Objective:
Find the lines holding the word "that" and collect them.

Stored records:
↓
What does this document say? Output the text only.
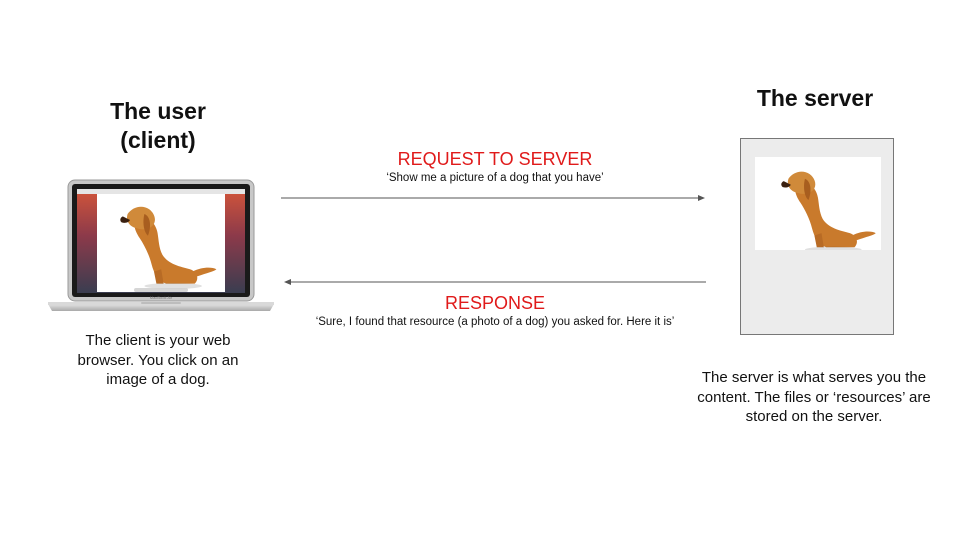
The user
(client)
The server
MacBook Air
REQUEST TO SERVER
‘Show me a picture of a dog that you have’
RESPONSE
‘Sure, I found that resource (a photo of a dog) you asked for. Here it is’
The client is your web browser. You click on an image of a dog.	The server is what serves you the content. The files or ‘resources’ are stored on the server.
↑
↓
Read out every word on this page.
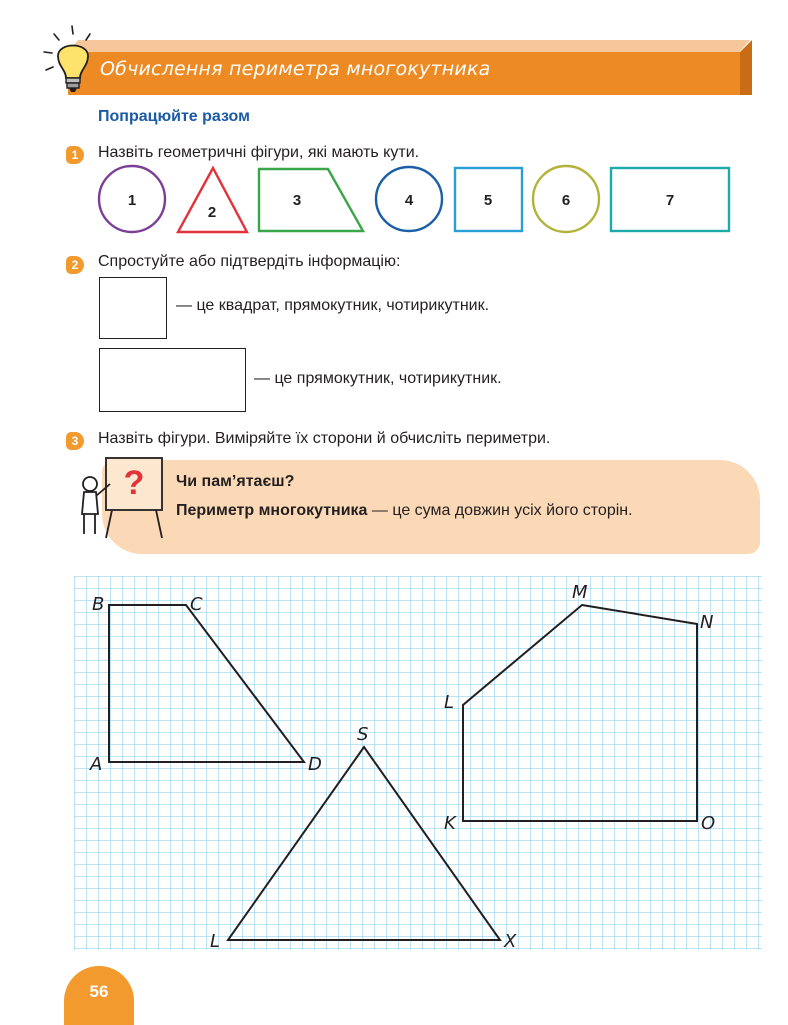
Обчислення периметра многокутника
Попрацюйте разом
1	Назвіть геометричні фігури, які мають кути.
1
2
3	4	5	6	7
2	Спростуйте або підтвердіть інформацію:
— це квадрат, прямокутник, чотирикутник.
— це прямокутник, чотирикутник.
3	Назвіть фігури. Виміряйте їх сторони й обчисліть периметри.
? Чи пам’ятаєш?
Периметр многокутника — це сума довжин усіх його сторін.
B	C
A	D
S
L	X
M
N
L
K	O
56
↑
Task output:
‘Show me a picture of a dog that you have’
‘Sure, I found that resource (a photo of a dog) you asked for. Here it is’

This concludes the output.